##### Material for this task #####
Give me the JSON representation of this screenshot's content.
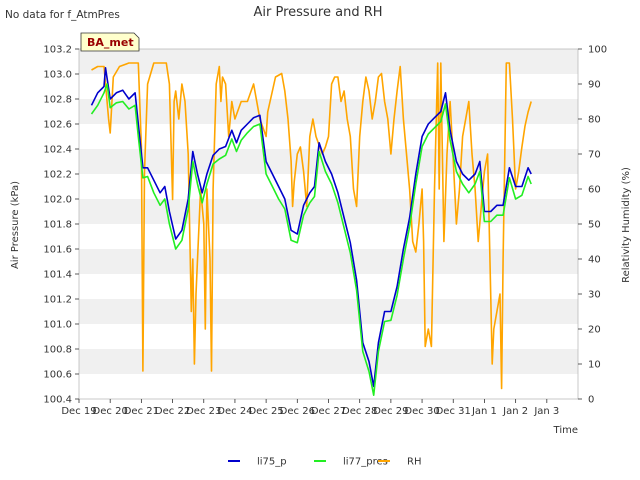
{
  "notice": "No data for f_AtmPres",
  "site_badge": "BA_met",
  "chart_data": {
    "type": "line",
    "title": "Air Pressure and RH",
    "xlabel": "Time",
    "ylabel_left": "Air Pressure (kPa)",
    "ylabel_right": "Relativity Humidity (%)",
    "ylim_left": [
      100.4,
      103.2
    ],
    "ylim_right": [
      0,
      100
    ],
    "xlim": [
      0,
      16
    ],
    "x_tick_labels": [
      "Dec 19",
      "Dec 20",
      "Dec 21",
      "Dec 22",
      "Dec 23",
      "Dec 24",
      "Dec 25",
      "Dec 26",
      "Dec 27",
      "Dec 28",
      "Dec 29",
      "Dec 30",
      "Dec 31",
      "Jan 1",
      "Jan 2",
      "Jan 3"
    ],
    "y_ticks_left": [
      "100.4",
      "100.6",
      "100.8",
      "101.0",
      "101.2",
      "101.4",
      "101.6",
      "101.8",
      "102.0",
      "102.2",
      "102.4",
      "102.6",
      "102.8",
      "103.0",
      "103.2"
    ],
    "y_ticks_right": [
      "0",
      "10",
      "20",
      "30",
      "40",
      "50",
      "60",
      "70",
      "80",
      "90",
      "100"
    ],
    "grid": "horizontal bands",
    "legend_position": "bottom",
    "series": [
      {
        "name": "li75_p",
        "axis": "left",
        "color": "#0000cc",
        "points": [
          [
            0.4,
            102.75
          ],
          [
            0.6,
            102.85
          ],
          [
            0.8,
            102.9
          ],
          [
            0.85,
            103.05
          ],
          [
            1.0,
            102.8
          ],
          [
            1.2,
            102.85
          ],
          [
            1.4,
            102.87
          ],
          [
            1.6,
            102.8
          ],
          [
            1.8,
            102.85
          ],
          [
            1.9,
            102.6
          ],
          [
            2.05,
            102.25
          ],
          [
            2.2,
            102.25
          ],
          [
            2.4,
            102.15
          ],
          [
            2.6,
            102.05
          ],
          [
            2.75,
            102.1
          ],
          [
            2.9,
            101.9
          ],
          [
            3.1,
            101.68
          ],
          [
            3.3,
            101.75
          ],
          [
            3.5,
            102.0
          ],
          [
            3.65,
            102.38
          ],
          [
            3.8,
            102.2
          ],
          [
            3.95,
            102.05
          ],
          [
            4.1,
            102.2
          ],
          [
            4.3,
            102.35
          ],
          [
            4.5,
            102.4
          ],
          [
            4.7,
            102.42
          ],
          [
            4.9,
            102.55
          ],
          [
            5.05,
            102.45
          ],
          [
            5.2,
            102.55
          ],
          [
            5.4,
            102.6
          ],
          [
            5.6,
            102.65
          ],
          [
            5.8,
            102.67
          ],
          [
            6.0,
            102.3
          ],
          [
            6.2,
            102.2
          ],
          [
            6.4,
            102.1
          ],
          [
            6.6,
            102.0
          ],
          [
            6.8,
            101.75
          ],
          [
            7.0,
            101.72
          ],
          [
            7.2,
            101.95
          ],
          [
            7.4,
            102.05
          ],
          [
            7.55,
            102.1
          ],
          [
            7.7,
            102.45
          ],
          [
            7.9,
            102.3
          ],
          [
            8.1,
            102.2
          ],
          [
            8.3,
            102.05
          ],
          [
            8.5,
            101.85
          ],
          [
            8.7,
            101.65
          ],
          [
            8.9,
            101.35
          ],
          [
            9.1,
            100.85
          ],
          [
            9.3,
            100.7
          ],
          [
            9.45,
            100.5
          ],
          [
            9.6,
            100.85
          ],
          [
            9.8,
            101.1
          ],
          [
            10.0,
            101.1
          ],
          [
            10.2,
            101.3
          ],
          [
            10.4,
            101.6
          ],
          [
            10.6,
            101.85
          ],
          [
            10.8,
            102.2
          ],
          [
            11.0,
            102.5
          ],
          [
            11.2,
            102.6
          ],
          [
            11.4,
            102.65
          ],
          [
            11.6,
            102.7
          ],
          [
            11.75,
            102.85
          ],
          [
            11.9,
            102.55
          ],
          [
            12.1,
            102.3
          ],
          [
            12.3,
            102.2
          ],
          [
            12.5,
            102.15
          ],
          [
            12.7,
            102.2
          ],
          [
            12.85,
            102.3
          ],
          [
            13.0,
            101.9
          ],
          [
            13.2,
            101.9
          ],
          [
            13.4,
            101.95
          ],
          [
            13.6,
            101.95
          ],
          [
            13.8,
            102.25
          ],
          [
            14.0,
            102.1
          ],
          [
            14.2,
            102.1
          ],
          [
            14.4,
            102.25
          ],
          [
            14.5,
            102.2
          ]
        ]
      },
      {
        "name": "li77_pres",
        "axis": "left",
        "color": "#22ee22",
        "points": [
          [
            0.4,
            102.68
          ],
          [
            0.6,
            102.75
          ],
          [
            0.8,
            102.85
          ],
          [
            0.9,
            102.92
          ],
          [
            1.0,
            102.73
          ],
          [
            1.2,
            102.77
          ],
          [
            1.4,
            102.78
          ],
          [
            1.6,
            102.72
          ],
          [
            1.8,
            102.75
          ],
          [
            1.9,
            102.5
          ],
          [
            2.05,
            102.17
          ],
          [
            2.2,
            102.18
          ],
          [
            2.4,
            102.05
          ],
          [
            2.6,
            101.95
          ],
          [
            2.75,
            102.0
          ],
          [
            2.9,
            101.8
          ],
          [
            3.1,
            101.6
          ],
          [
            3.3,
            101.67
          ],
          [
            3.5,
            101.92
          ],
          [
            3.65,
            102.3
          ],
          [
            3.8,
            102.12
          ],
          [
            3.95,
            101.97
          ],
          [
            4.1,
            102.12
          ],
          [
            4.3,
            102.28
          ],
          [
            4.5,
            102.32
          ],
          [
            4.7,
            102.35
          ],
          [
            4.9,
            102.48
          ],
          [
            5.05,
            102.38
          ],
          [
            5.2,
            102.47
          ],
          [
            5.4,
            102.53
          ],
          [
            5.6,
            102.58
          ],
          [
            5.8,
            102.6
          ],
          [
            6.0,
            102.2
          ],
          [
            6.2,
            102.1
          ],
          [
            6.4,
            102.0
          ],
          [
            6.6,
            101.92
          ],
          [
            6.8,
            101.67
          ],
          [
            7.0,
            101.65
          ],
          [
            7.2,
            101.87
          ],
          [
            7.4,
            101.97
          ],
          [
            7.55,
            102.02
          ],
          [
            7.7,
            102.38
          ],
          [
            7.9,
            102.22
          ],
          [
            8.1,
            102.12
          ],
          [
            8.3,
            101.97
          ],
          [
            8.5,
            101.77
          ],
          [
            8.7,
            101.57
          ],
          [
            8.9,
            101.27
          ],
          [
            9.1,
            100.78
          ],
          [
            9.3,
            100.62
          ],
          [
            9.45,
            100.43
          ],
          [
            9.6,
            100.78
          ],
          [
            9.8,
            101.02
          ],
          [
            10.0,
            101.03
          ],
          [
            10.2,
            101.23
          ],
          [
            10.4,
            101.52
          ],
          [
            10.6,
            101.78
          ],
          [
            10.8,
            102.12
          ],
          [
            11.0,
            102.42
          ],
          [
            11.2,
            102.52
          ],
          [
            11.4,
            102.57
          ],
          [
            11.6,
            102.62
          ],
          [
            11.75,
            102.76
          ],
          [
            11.9,
            102.47
          ],
          [
            12.1,
            102.22
          ],
          [
            12.3,
            102.12
          ],
          [
            12.5,
            102.05
          ],
          [
            12.7,
            102.12
          ],
          [
            12.85,
            102.22
          ],
          [
            13.0,
            101.82
          ],
          [
            13.2,
            101.82
          ],
          [
            13.4,
            101.87
          ],
          [
            13.6,
            101.87
          ],
          [
            13.8,
            102.17
          ],
          [
            14.0,
            102.0
          ],
          [
            14.2,
            102.03
          ],
          [
            14.4,
            102.18
          ],
          [
            14.5,
            102.12
          ]
        ]
      },
      {
        "name": "RH",
        "axis": "right",
        "color": "#ffa500",
        "points": [
          [
            0.4,
            94
          ],
          [
            0.6,
            95
          ],
          [
            0.8,
            95
          ],
          [
            0.95,
            80
          ],
          [
            1.0,
            76
          ],
          [
            1.1,
            92
          ],
          [
            1.3,
            95
          ],
          [
            1.6,
            96
          ],
          [
            1.9,
            96
          ],
          [
            2.0,
            72
          ],
          [
            2.05,
            8
          ],
          [
            2.1,
            65
          ],
          [
            2.2,
            90
          ],
          [
            2.4,
            96
          ],
          [
            2.6,
            96
          ],
          [
            2.8,
            96
          ],
          [
            2.9,
            90
          ],
          [
            3.0,
            57
          ],
          [
            3.05,
            85
          ],
          [
            3.1,
            88
          ],
          [
            3.2,
            80
          ],
          [
            3.3,
            90
          ],
          [
            3.4,
            85
          ],
          [
            3.5,
            70
          ],
          [
            3.6,
            25
          ],
          [
            3.65,
            40
          ],
          [
            3.7,
            10
          ],
          [
            3.75,
            30
          ],
          [
            3.9,
            60
          ],
          [
            4.0,
            50
          ],
          [
            4.05,
            20
          ],
          [
            4.1,
            60
          ],
          [
            4.2,
            40
          ],
          [
            4.25,
            8
          ],
          [
            4.3,
            60
          ],
          [
            4.4,
            90
          ],
          [
            4.5,
            95
          ],
          [
            4.55,
            85
          ],
          [
            4.6,
            92
          ],
          [
            4.7,
            90
          ],
          [
            4.8,
            75
          ],
          [
            4.9,
            85
          ],
          [
            5.0,
            80
          ],
          [
            5.2,
            85
          ],
          [
            5.4,
            85
          ],
          [
            5.6,
            90
          ],
          [
            5.8,
            80
          ],
          [
            6.0,
            75
          ],
          [
            6.05,
            82
          ],
          [
            6.2,
            88
          ],
          [
            6.3,
            92
          ],
          [
            6.5,
            93
          ],
          [
            6.6,
            88
          ],
          [
            6.7,
            80
          ],
          [
            6.8,
            68
          ],
          [
            6.85,
            55
          ],
          [
            6.9,
            62
          ],
          [
            7.0,
            70
          ],
          [
            7.1,
            72
          ],
          [
            7.2,
            65
          ],
          [
            7.3,
            55
          ],
          [
            7.4,
            75
          ],
          [
            7.5,
            80
          ],
          [
            7.6,
            75
          ],
          [
            7.8,
            70
          ],
          [
            7.9,
            72
          ],
          [
            8.0,
            75
          ],
          [
            8.1,
            90
          ],
          [
            8.2,
            92
          ],
          [
            8.3,
            92
          ],
          [
            8.4,
            85
          ],
          [
            8.5,
            88
          ],
          [
            8.6,
            80
          ],
          [
            8.7,
            75
          ],
          [
            8.8,
            60
          ],
          [
            8.9,
            55
          ],
          [
            9.0,
            75
          ],
          [
            9.1,
            85
          ],
          [
            9.2,
            92
          ],
          [
            9.3,
            88
          ],
          [
            9.4,
            80
          ],
          [
            9.5,
            85
          ],
          [
            9.6,
            92
          ],
          [
            9.7,
            93
          ],
          [
            9.8,
            85
          ],
          [
            9.9,
            80
          ],
          [
            10.0,
            70
          ],
          [
            10.1,
            80
          ],
          [
            10.2,
            88
          ],
          [
            10.3,
            95
          ],
          [
            10.4,
            80
          ],
          [
            10.5,
            70
          ],
          [
            10.6,
            60
          ],
          [
            10.7,
            45
          ],
          [
            10.8,
            42
          ],
          [
            10.9,
            50
          ],
          [
            11.0,
            60
          ],
          [
            11.05,
            45
          ],
          [
            11.1,
            15
          ],
          [
            11.2,
            20
          ],
          [
            11.3,
            15
          ],
          [
            11.4,
            60
          ],
          [
            11.5,
            96
          ],
          [
            11.55,
            60
          ],
          [
            11.6,
            96
          ],
          [
            11.7,
            45
          ],
          [
            11.8,
            70
          ],
          [
            11.9,
            85
          ],
          [
            12.0,
            68
          ],
          [
            12.1,
            50
          ],
          [
            12.2,
            60
          ],
          [
            12.3,
            75
          ],
          [
            12.4,
            80
          ],
          [
            12.5,
            85
          ],
          [
            12.6,
            70
          ],
          [
            12.7,
            60
          ],
          [
            12.8,
            45
          ],
          [
            12.9,
            55
          ],
          [
            13.0,
            65
          ],
          [
            13.1,
            70
          ],
          [
            13.2,
            30
          ],
          [
            13.25,
            10
          ],
          [
            13.3,
            20
          ],
          [
            13.4,
            25
          ],
          [
            13.5,
            30
          ],
          [
            13.55,
            3
          ],
          [
            13.6,
            40
          ],
          [
            13.7,
            96
          ],
          [
            13.8,
            96
          ],
          [
            13.9,
            80
          ],
          [
            14.0,
            60
          ],
          [
            14.1,
            65
          ],
          [
            14.2,
            72
          ],
          [
            14.3,
            78
          ],
          [
            14.4,
            82
          ],
          [
            14.5,
            85
          ]
        ]
      }
    ]
  }
}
#####
-- The request --
Using the listing above, show each line holding the string "color".

-- Answer to the exercise --
        "color": "#0000cc",
        "color": "#22ee22",
        "color": "#ffa500",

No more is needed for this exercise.